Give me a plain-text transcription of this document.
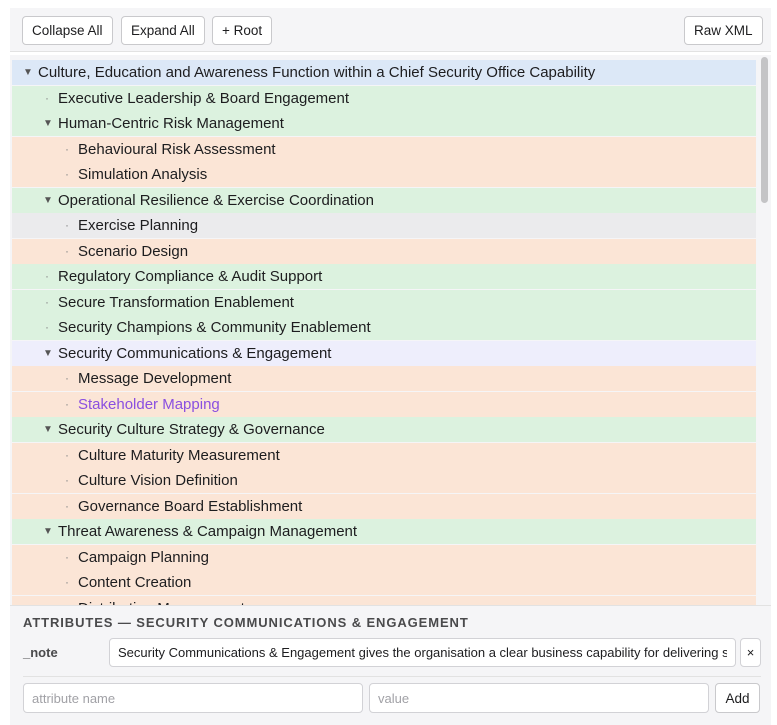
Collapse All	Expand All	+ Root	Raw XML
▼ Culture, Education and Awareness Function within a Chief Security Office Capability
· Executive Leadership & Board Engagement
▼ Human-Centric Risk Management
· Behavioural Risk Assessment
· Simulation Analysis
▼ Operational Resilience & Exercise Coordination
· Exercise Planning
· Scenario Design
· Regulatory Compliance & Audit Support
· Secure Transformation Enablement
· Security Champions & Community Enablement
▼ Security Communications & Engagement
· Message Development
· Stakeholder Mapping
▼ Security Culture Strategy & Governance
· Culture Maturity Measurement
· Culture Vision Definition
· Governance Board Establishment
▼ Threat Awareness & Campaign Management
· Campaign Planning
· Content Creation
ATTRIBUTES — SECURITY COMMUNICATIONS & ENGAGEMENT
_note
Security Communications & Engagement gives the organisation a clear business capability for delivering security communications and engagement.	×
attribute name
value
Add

============

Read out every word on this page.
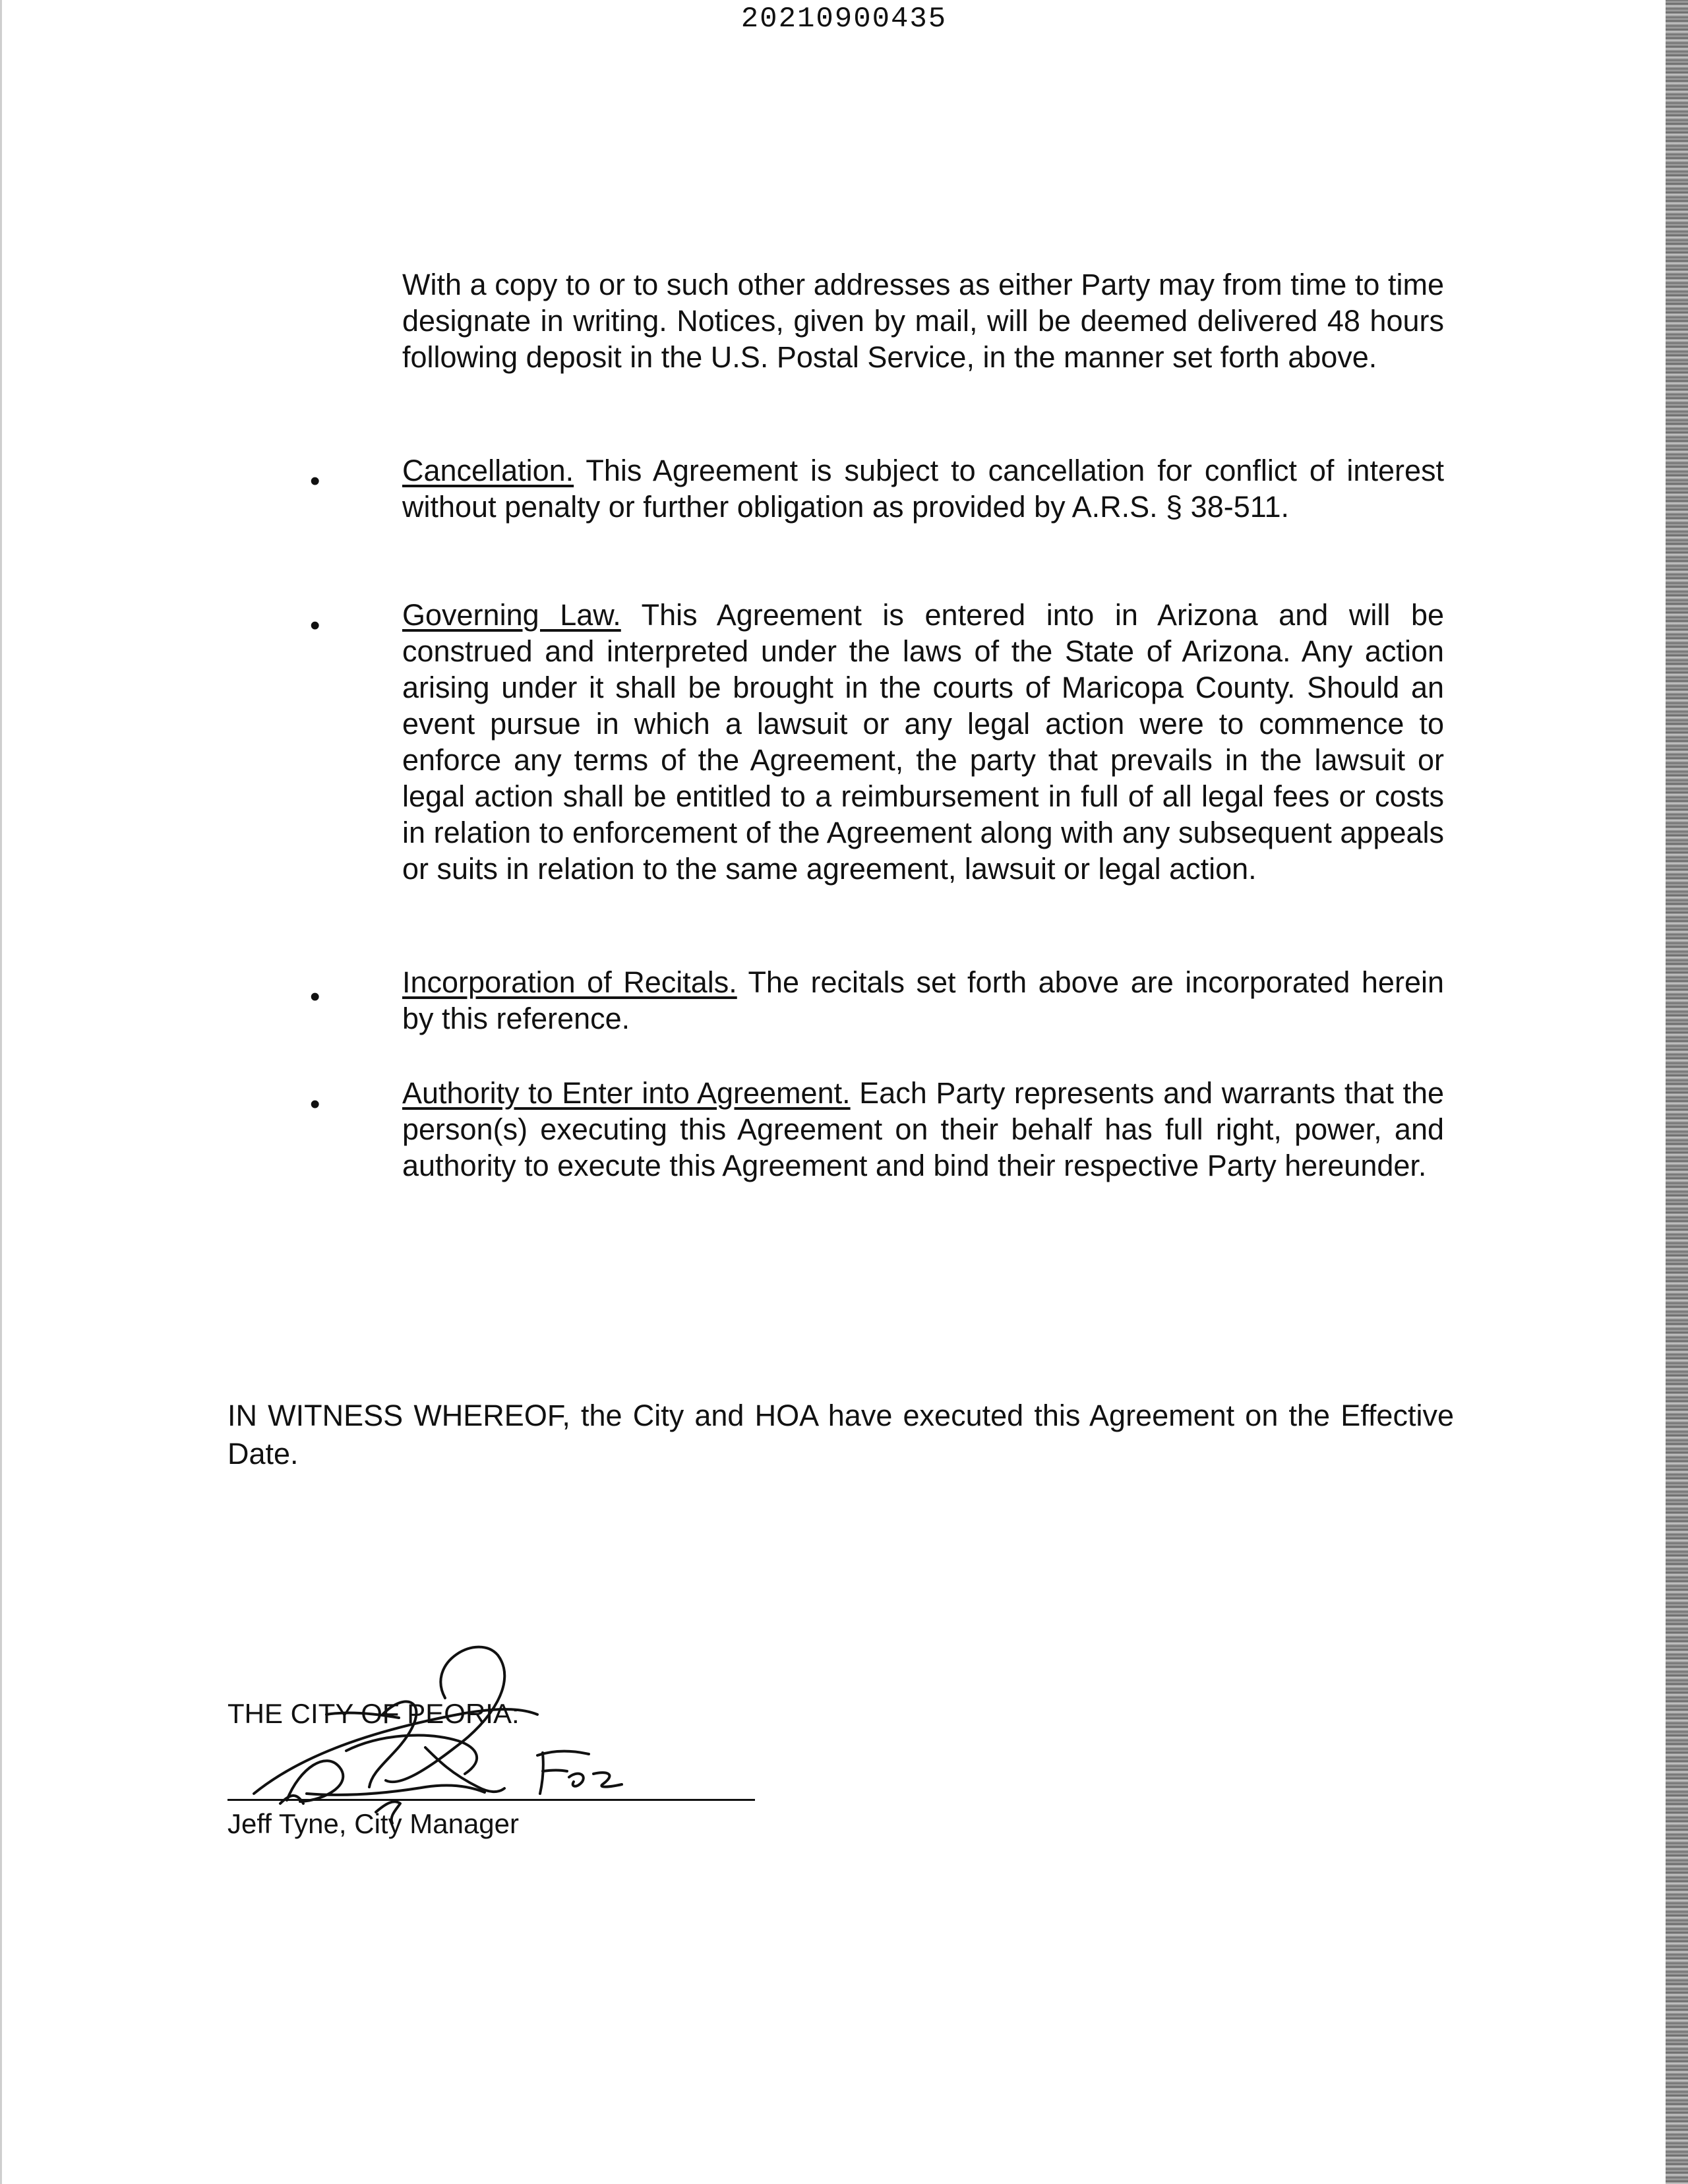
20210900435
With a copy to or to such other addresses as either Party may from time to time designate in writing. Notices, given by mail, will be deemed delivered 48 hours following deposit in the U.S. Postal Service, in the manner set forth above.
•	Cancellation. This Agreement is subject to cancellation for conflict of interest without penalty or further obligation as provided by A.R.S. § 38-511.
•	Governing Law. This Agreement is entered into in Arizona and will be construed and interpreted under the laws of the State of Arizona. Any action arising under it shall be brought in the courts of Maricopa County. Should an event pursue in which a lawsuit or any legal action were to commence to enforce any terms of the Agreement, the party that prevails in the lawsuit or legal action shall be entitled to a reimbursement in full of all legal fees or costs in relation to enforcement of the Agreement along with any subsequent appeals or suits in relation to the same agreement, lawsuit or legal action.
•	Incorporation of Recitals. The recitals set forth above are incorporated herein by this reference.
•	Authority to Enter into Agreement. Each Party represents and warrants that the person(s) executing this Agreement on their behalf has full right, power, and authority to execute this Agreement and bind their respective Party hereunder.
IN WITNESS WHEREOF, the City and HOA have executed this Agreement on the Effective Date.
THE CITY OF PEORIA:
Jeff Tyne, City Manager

============

→ **Requirements**: Pull out every line containing "Management".

→ **Solved problem**:
▼ Human-Centric Risk Management
▼ Threat Awareness & Campaign Management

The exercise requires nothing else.